- Problem statement:
Which lines in the material below contain the word "Metastasis"? Copy each of them.

- Given records:
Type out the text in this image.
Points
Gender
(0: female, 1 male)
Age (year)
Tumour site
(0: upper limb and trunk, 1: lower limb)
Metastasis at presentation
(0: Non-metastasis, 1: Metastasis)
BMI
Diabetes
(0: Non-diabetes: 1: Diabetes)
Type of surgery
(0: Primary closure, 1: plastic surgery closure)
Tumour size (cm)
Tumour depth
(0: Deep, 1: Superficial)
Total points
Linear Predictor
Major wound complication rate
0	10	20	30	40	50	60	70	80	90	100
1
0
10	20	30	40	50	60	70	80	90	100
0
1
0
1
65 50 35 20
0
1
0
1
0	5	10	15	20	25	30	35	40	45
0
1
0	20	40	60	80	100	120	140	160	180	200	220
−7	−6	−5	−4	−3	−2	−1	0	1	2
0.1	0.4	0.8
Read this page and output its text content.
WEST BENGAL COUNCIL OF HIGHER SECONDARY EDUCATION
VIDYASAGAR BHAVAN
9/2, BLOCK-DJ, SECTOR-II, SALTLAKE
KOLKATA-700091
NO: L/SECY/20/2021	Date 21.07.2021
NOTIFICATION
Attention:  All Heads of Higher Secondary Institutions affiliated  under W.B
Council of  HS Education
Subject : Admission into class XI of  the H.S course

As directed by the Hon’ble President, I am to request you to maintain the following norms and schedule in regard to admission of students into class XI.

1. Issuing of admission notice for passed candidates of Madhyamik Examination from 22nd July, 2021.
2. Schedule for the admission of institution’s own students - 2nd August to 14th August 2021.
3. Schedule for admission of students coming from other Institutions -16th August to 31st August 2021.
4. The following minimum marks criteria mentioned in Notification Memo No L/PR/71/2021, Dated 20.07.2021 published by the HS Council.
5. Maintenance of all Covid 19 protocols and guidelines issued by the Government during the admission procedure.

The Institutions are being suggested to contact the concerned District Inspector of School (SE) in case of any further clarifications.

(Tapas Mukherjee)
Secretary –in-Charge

- Response to this exercise:
Metastasis at presentation
(0: Non-metastasis, 1: Metastasis)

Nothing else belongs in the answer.